:: WRITTEN EXERCISE ::
Keep only the lines of the listing that include the word "vodnih", and copy them.

:: MATERIAL FOR THIS EXERCISE ::
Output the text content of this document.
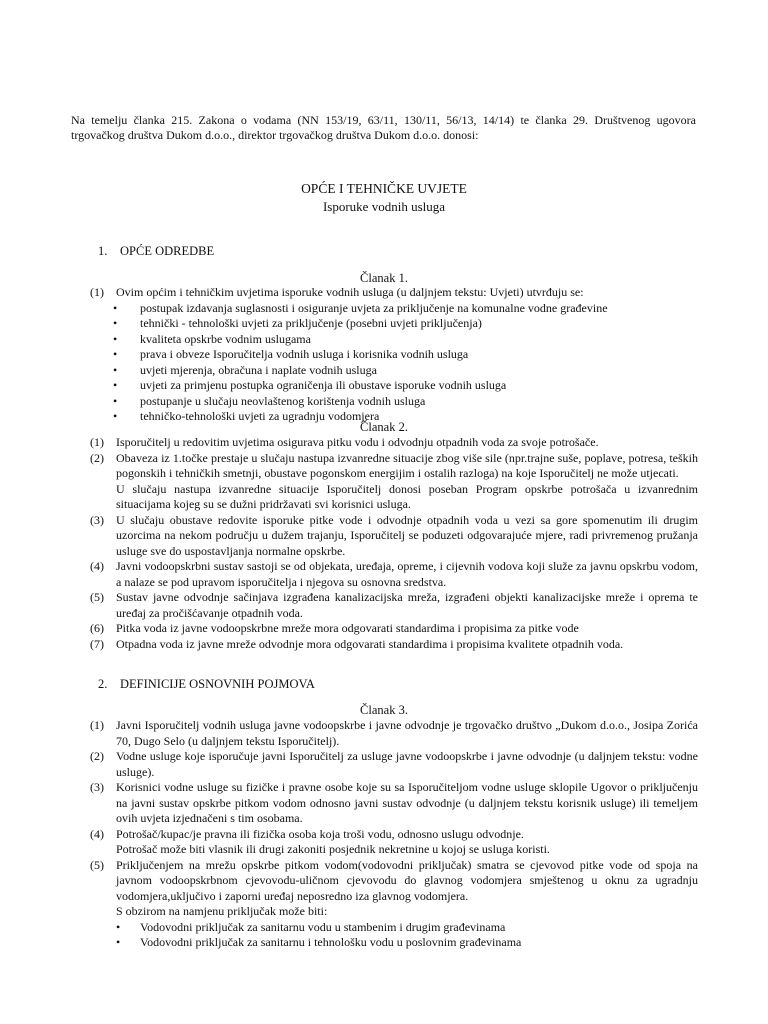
Na temelju članka 215. Zakona o vodama (NN 153/19, 63/11, 130/11, 56/13, 14/14) te članka 29. Društvenog ugovora trgovačkog društva Dukom d.o.o., direktor trgovačkog društva Dukom d.o.o. donosi:
OPĆE I TEHNIČKE UVJETE
Isporuke vodnih usluga
1. OPĆE ODREDBE
Članak 1.
(1) Ovim općim i tehničkim uvjetima isporuke vodnih usluga (u daljnjem tekstu: Uvjeti) utvrđuju se:
• postupak izdavanja suglasnosti i osiguranje uvjeta za priključenje na komunalne vodne građevine
• tehnički - tehnološki uvjeti za priključenje (posebni uvjeti priključenja)
• kvaliteta opskrbe vodnim uslugama
• prava i obveze Isporučitelja vodnih usluga i korisnika vodnih usluga
• uvjeti mjerenja, obračuna i naplate vodnih usluga
• uvjeti za primjenu postupka ograničenja ili obustave isporuke vodnih usluga
• postupanje u slučaju neovlaštenog korištenja vodnih usluga
• tehničko-tehnološki uvjeti za ugradnju vodomjera
Članak 2.
(1) Isporučitelj u redovitim uvjetima osigurava pitku vodu i odvodnju otpadnih voda za svoje potrošače.
(2) Obaveza iz 1.točke prestaje u slučaju nastupa izvanredne situacije zbog više sile (npr.trajne suše, poplave, potresa, teških pogonskih i tehničkih smetnji, obustave pogonskom energijim i ostalih razloga) na koje Isporučitelj ne može utjecati.
U slučaju nastupa izvanredne situacije Isporučitelj donosi poseban Program opskrbe potrošača u izvanrednim situacijama kojeg su se dužni pridržavati svi korisnici usluga.
(3) U slučaju obustave redovite isporuke pitke vode i odvodnje otpadnih voda u vezi sa gore spomenutim ili drugim uzorcima na nekom području u dužem trajanju, Isporučitelj se poduzeti odgovarajuće mjere, radi privremenog pružanja usluge sve do uspostavljanja normalne opskrbe.
(4) Javni vodoopskrbni sustav sastoji se od objekata, uređaja, opreme, i cijevnih vodova koji služe za javnu opskrbu vodom, a nalaze se pod upravom isporučitelja i njegova su osnovna sredstva.
(5) Sustav javne odvodnje sačinjava izgrađena kanalizacijska mreža, izgrađeni objekti kanalizacijske mreže i oprema te uređaj za pročišćavanje otpadnih voda.
(6) Pitka voda iz javne vodoopskrbne mreže mora odgovarati standardima i propisima za pitke vode
(7) Otpadna voda iz javne mreže odvodnje mora odgovarati standardima i propisima kvalitete otpadnih voda.
2. DEFINICIJE OSNOVNIH POJMOVA
Članak 3.
(1) Javni Isporučitelj vodnih usluga javne vodoopskrbe i javne odvodnje je trgovačko društvo „Dukom d.o.o., Josipa Zorića 70, Dugo Selo (u daljnjem tekstu Isporučitelj).
(2) Vodne usluge koje isporučuje javni Isporučitelj za usluge javne vodoopskrbe i javne odvodnje (u daljnjem tekstu: vodne usluge).
(3) Korisnici vodne usluge su fizičke i pravne osobe koje su sa Isporučiteljom vodne usluge sklopile Ugovor o priključenju na javni sustav opskrbe pitkom vodom odnosno javni sustav odvodnje (u daljnjem tekstu korisnik usluge) ili temeljem ovih uvjeta izjednačeni s tim osobama.
(4) Potrošač/kupac/je pravna ili fizička osoba koja troši vodu, odnosno uslugu odvodnje.
Potrošač može biti vlasnik ili drugi zakoniti posjednik nekretnine u kojoj se usluga koristi.
(5) Priključenjem na mrežu opskrbe pitkom vodom(vodovodni priključak) smatra se cjevovod pitke vode od spoja na javnom vodoopskrbnom cjevovodu-uličnom cjevovodu do glavnog vodomjera smještenog u oknu za ugradnju vodomjera,uključivo i zaporni uređaj neposredno iza glavnog vodomjera.
S obzirom na namjenu priključak može biti:
• Vodovodni priključak za sanitarnu vodu u stambenim i drugim građevinama
• Vodovodni priključak za sanitarnu i tehnološku vodu u poslovnim građevinama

:: EXERCISE RESULT ::
Isporuke vodnih usluga
(1) Ovim općim i tehničkim uvjetima isporuke vodnih usluga (u daljnjem tekstu: Uvjeti) utvrđuju se:
• prava i obveze Isporučitelja vodnih usluga i korisnika vodnih usluga
• uvjeti mjerenja, obračuna i naplate vodnih usluga
• uvjeti za primjenu postupka ograničenja ili obustave isporuke vodnih usluga
• postupanje u slučaju neovlaštenog korištenja vodnih usluga
(1) Javni Isporučitelj vodnih usluga javne vodoopskrbe i javne odvodnje je trgovačko društvo „Dukom d.o.o., Josipa Zorića 70, Dugo Selo (u daljnjem tekstu Isporučitelj).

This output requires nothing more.